Data extracted from a collection
※ ※ ※
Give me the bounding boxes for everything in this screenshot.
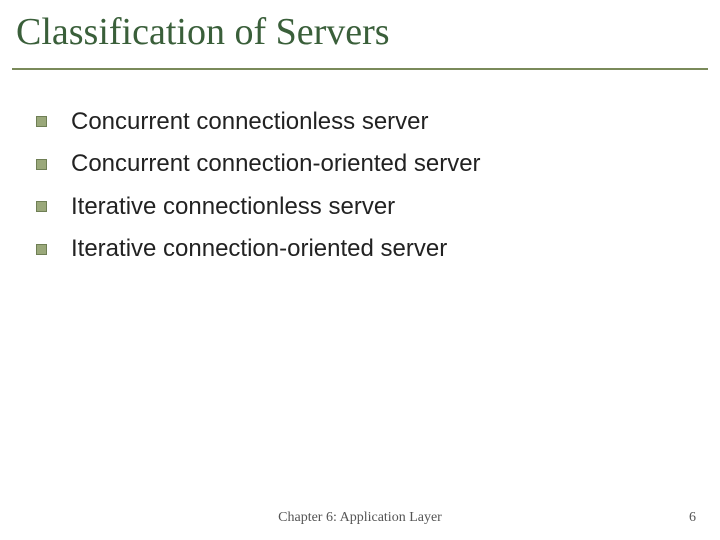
page-number: 6 — [689, 510, 696, 526]
bullet-text: Iterative connection-oriented server — [71, 233, 447, 265]
slide-title: Classification of Servers — [16, 12, 704, 54]
square-bullet-icon — [36, 159, 47, 170]
list-item: Iterative connection-oriented server — [36, 233, 700, 265]
slide: Classification of Servers Concurrent con… — [0, 0, 720, 540]
title-block: Classification of Servers — [12, 8, 708, 70]
list-item: Concurrent connectionless server — [36, 106, 700, 138]
bullet-text: Concurrent connection-oriented server — [71, 148, 481, 180]
list-item: Iterative connectionless server — [36, 191, 700, 223]
footer-text: Chapter 6: Application Layer — [0, 510, 720, 526]
slide-body: Concurrent connectionless server Concurr… — [12, 86, 708, 266]
square-bullet-icon — [36, 201, 47, 212]
bullet-text: Iterative connectionless server — [71, 191, 395, 223]
bullet-text: Concurrent connectionless server — [71, 106, 429, 138]
list-item: Concurrent connection-oriented server — [36, 148, 700, 180]
square-bullet-icon — [36, 244, 47, 255]
square-bullet-icon — [36, 116, 47, 127]
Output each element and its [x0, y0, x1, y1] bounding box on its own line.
※ ※ ※
## [EXERCISE INSTRUCTIONS]
Could you switch "square-bullet-icon" to "square-bullet-marker" in all of the items above and give them back otherwise unchanged, leaving out the pictures?

## [EXPECTED ANSWER]
Give me the bounding boxes for everything in this screenshot.
page-number: 6 — [689, 510, 696, 526]
bullet-text: Iterative connection-oriented server — [71, 233, 447, 265]
slide-title: Classification of Servers — [16, 12, 704, 54]
square-bullet-marker — [36, 159, 47, 170]
list-item: Iterative connection-oriented server — [36, 233, 700, 265]
slide: Classification of Servers Concurrent con… — [0, 0, 720, 540]
title-block: Classification of Servers — [12, 8, 708, 70]
list-item: Concurrent connectionless server — [36, 106, 700, 138]
bullet-text: Concurrent connection-oriented server — [71, 148, 481, 180]
list-item: Iterative connectionless server — [36, 191, 700, 223]
footer-text: Chapter 6: Application Layer — [0, 510, 720, 526]
slide-body: Concurrent connectionless server Concurr… — [12, 86, 708, 266]
square-bullet-marker — [36, 201, 47, 212]
bullet-text: Iterative connectionless server — [71, 191, 395, 223]
bullet-text: Concurrent connectionless server — [71, 106, 429, 138]
list-item: Concurrent connection-oriented server — [36, 148, 700, 180]
square-bullet-marker — [36, 244, 47, 255]
square-bullet-marker — [36, 116, 47, 127]
Output each element and its [x0, y0, x1, y1] bounding box on its own line.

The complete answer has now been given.